WORK TO DO
Write out the entries, please, from the line containing "What text is on this page?" through their final line, exactly and with nothing else.

DATA TO PROCESS
****************************************

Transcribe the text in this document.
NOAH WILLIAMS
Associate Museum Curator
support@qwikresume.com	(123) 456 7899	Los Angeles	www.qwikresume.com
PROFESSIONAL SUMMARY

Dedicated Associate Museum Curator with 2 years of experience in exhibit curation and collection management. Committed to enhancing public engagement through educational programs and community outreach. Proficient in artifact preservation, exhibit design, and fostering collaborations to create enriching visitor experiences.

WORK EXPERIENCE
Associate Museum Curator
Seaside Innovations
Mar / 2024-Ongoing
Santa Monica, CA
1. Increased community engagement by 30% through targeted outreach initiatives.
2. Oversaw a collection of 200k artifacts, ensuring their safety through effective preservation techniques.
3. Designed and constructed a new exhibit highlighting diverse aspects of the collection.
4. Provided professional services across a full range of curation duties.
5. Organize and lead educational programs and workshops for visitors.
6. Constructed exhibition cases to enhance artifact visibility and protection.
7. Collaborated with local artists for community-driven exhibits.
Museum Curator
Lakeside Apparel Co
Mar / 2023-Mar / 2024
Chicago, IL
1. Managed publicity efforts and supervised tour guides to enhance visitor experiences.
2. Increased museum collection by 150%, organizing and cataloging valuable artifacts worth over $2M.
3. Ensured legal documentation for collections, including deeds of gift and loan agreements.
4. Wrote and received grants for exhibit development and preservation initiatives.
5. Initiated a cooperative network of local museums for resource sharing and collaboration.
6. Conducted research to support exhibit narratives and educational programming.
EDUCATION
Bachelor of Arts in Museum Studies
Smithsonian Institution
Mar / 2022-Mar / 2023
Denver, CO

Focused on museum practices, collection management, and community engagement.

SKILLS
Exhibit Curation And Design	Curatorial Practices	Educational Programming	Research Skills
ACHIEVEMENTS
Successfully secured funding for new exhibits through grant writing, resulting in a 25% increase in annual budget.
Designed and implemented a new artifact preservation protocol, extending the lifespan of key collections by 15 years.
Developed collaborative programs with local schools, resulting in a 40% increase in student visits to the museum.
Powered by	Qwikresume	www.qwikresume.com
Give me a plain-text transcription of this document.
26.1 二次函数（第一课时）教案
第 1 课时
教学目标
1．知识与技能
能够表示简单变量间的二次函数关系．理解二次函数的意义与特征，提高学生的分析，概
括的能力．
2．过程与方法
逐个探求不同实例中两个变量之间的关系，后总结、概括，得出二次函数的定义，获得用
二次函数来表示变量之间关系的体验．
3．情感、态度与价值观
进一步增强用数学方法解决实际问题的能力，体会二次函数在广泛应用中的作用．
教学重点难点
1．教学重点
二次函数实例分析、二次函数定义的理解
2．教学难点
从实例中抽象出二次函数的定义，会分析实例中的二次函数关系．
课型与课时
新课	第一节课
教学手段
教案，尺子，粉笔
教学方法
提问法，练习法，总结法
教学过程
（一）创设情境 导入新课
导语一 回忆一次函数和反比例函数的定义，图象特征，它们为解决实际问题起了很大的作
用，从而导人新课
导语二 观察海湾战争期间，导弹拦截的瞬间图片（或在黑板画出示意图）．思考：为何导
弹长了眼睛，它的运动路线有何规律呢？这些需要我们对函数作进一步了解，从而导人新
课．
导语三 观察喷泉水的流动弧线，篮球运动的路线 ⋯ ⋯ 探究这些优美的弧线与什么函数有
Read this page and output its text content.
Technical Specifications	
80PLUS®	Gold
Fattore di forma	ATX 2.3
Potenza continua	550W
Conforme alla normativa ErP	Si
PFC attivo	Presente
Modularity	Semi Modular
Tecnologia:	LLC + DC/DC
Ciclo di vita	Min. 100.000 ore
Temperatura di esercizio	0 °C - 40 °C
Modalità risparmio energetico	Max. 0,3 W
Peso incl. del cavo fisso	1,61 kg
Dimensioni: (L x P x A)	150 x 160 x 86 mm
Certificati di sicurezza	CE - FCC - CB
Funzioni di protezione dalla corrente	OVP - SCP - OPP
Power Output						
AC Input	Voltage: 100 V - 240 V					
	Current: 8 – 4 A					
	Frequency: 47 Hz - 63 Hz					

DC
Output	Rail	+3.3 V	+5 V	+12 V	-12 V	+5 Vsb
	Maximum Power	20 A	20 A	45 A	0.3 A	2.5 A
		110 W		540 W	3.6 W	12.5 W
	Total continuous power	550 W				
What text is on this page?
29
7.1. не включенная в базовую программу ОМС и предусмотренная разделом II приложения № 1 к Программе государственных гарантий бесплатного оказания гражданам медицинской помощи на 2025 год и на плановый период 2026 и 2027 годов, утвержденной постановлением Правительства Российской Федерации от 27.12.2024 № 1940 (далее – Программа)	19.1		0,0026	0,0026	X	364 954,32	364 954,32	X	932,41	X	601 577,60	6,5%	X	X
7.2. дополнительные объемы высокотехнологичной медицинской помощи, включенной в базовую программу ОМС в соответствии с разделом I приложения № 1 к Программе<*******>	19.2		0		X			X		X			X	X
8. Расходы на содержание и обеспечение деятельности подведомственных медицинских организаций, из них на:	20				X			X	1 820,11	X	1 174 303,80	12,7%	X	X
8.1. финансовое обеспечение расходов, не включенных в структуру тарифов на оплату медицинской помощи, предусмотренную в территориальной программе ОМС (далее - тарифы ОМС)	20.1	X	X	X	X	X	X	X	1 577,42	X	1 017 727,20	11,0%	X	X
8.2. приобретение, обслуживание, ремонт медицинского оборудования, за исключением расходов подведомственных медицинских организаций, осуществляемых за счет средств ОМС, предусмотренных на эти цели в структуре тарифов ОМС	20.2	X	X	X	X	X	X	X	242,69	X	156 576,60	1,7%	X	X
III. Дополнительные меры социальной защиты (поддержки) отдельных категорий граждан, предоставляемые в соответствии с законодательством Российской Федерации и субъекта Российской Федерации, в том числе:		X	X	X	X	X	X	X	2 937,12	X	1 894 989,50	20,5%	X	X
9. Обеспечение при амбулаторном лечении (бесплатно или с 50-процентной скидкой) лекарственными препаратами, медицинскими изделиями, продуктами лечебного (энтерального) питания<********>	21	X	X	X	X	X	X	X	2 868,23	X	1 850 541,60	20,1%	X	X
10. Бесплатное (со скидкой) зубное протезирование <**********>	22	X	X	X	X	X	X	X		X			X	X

****************************************

SOLUTION FOR THIS TASK
What text is on this page?
29
7.1. не включенная в базовую программу ОМС и предусмотренная разделом II приложения № 1 к Программе государственных гарантий бесплатного оказания гражданам медицинской помощи на 2025 год и на плановый период 2026 и 2027 годов, утвержденной постановлением Правительства Российской Федерации от 27.12.2024 № 1940 (далее – Программа)	19.1		0,0026	0,0026	X	364 954,32	364 954,32	X	932,41	X	601 577,60	6,5%	X	X
7.2. дополнительные объемы высокотехнологичной медицинской помощи, включенной в базовую программу ОМС в соответствии с разделом I приложения № 1 к Программе<*******>	19.2		0		X			X		X			X	X
8. Расходы на содержание и обеспечение деятельности подведомственных медицинских организаций, из них на:	20				X			X	1 820,11	X	1 174 303,80	12,7%	X	X
8.1. финансовое обеспечение расходов, не включенных в структуру тарифов на оплату медицинской помощи, предусмотренную в территориальной программе ОМС (далее - тарифы ОМС)	20.1	X	X	X	X	X	X	X	1 577,42	X	1 017 727,20	11,0%	X	X
8.2. приобретение, обслуживание, ремонт медицинского оборудования, за исключением расходов подведомственных медицинских организаций, осуществляемых за счет средств ОМС, предусмотренных на эти цели в структуре тарифов ОМС	20.2	X	X	X	X	X	X	X	242,69	X	156 576,60	1,7%	X	X
III. Дополнительные меры социальной защиты (поддержки) отдельных категорий граждан, предоставляемые в соответствии с законодательством Российской Федерации и субъекта Российской Федерации, в том числе:		X	X	X	X	X	X	X	2 937,12	X	1 894 989,50	20,5%	X	X
9. Обеспечение при амбулаторном лечении (бесплатно или с 50-процентной скидкой) лекарственными препаратами, медицинскими изделиями, продуктами лечебного (энтерального) питания<********>	21	X	X	X	X	X	X	X	2 868,23	X	1 850 541,60	20,1%	X	X
10. Бесплатное (со скидкой) зубное протезирование <**********>	22	X	X	X	X	X	X	X		X			X	X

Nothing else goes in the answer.